* Short problem *
Write out all of the records precisely. Skip anything that is a picture.

* Material for the task *
--- begin ---
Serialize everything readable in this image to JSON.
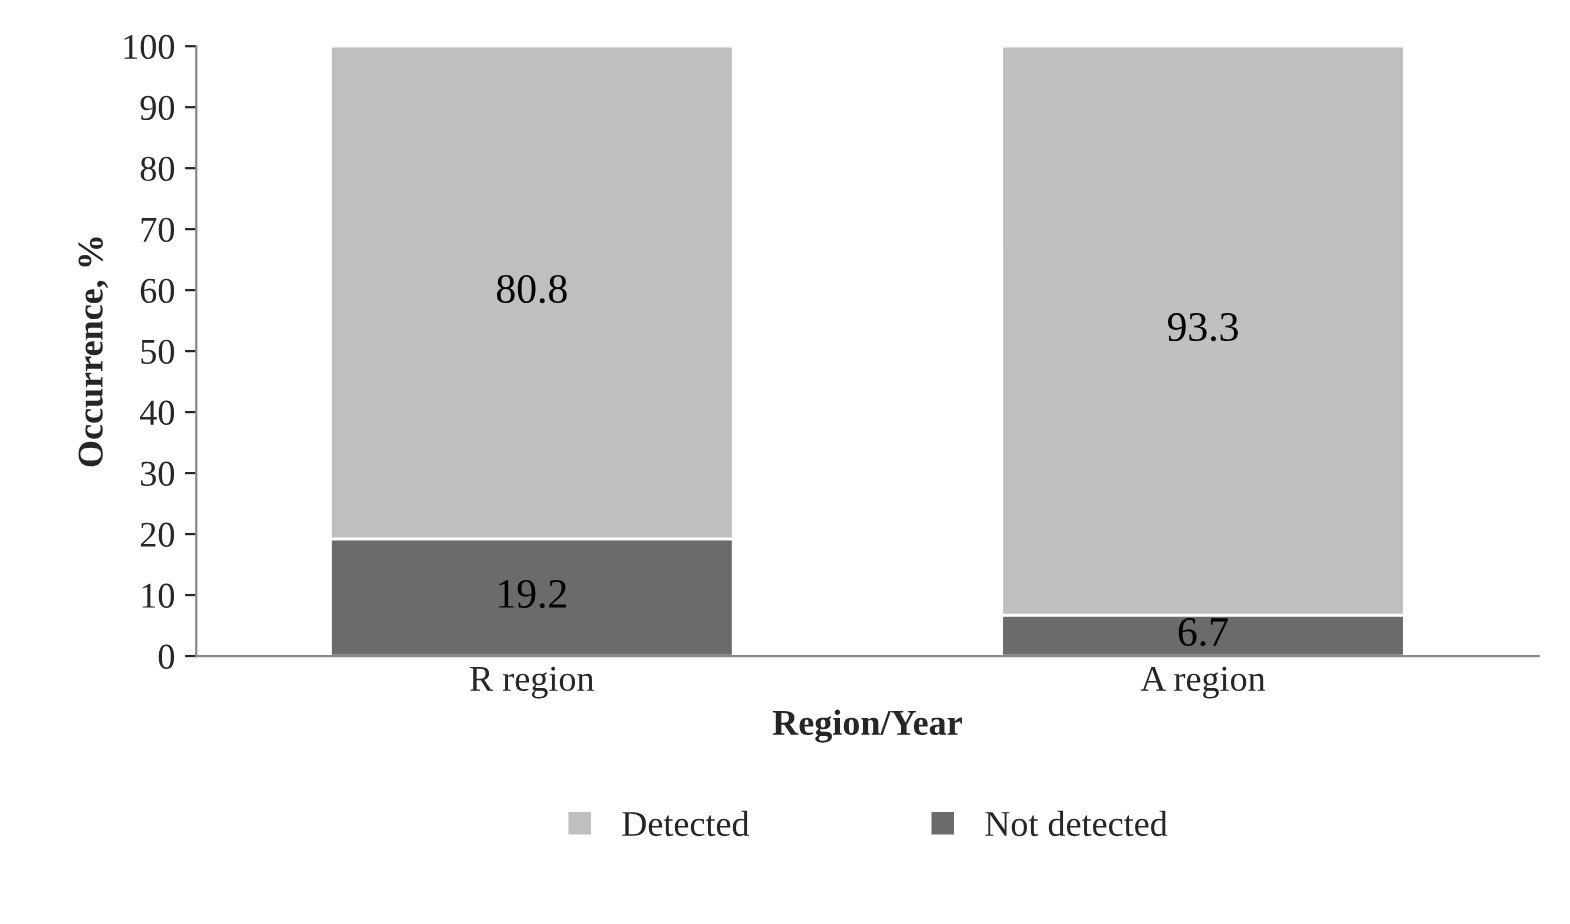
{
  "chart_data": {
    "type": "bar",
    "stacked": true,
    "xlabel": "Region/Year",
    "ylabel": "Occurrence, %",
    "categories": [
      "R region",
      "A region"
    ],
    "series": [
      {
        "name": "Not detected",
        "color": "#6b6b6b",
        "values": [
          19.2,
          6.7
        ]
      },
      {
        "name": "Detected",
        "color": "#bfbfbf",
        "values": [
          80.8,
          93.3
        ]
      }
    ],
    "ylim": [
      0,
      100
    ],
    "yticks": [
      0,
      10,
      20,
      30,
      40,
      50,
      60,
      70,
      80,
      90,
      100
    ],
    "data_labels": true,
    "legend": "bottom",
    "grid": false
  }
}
--- end ---
* Task result *
Serialize everything readable in this image to JSON.
{
  "chart_data": {
    "type": "bar",
    "stacked": true,
    "xlabel": "Region/Year",
    "ylabel": "Occurrence, %",
    "categories": [
      "R region",
      "A region"
    ],
    "series": [
      {
        "name": "Not detected",
        "color": "#6b6b6b",
        "values": [
          19.2,
          6.7
        ]
      },
      {
        "name": "Detected",
        "color": "#bfbfbf",
        "values": [
          80.8,
          93.3
        ]
      }
    ],
    "ylim": [
      0,
      100
    ],
    "yticks": [
      0,
      10,
      20,
      30,
      40,
      50,
      60,
      70,
      80,
      90,
      100
    ],
    "data_labels": true,
    "legend": "bottom",
    "grid": false
  }
}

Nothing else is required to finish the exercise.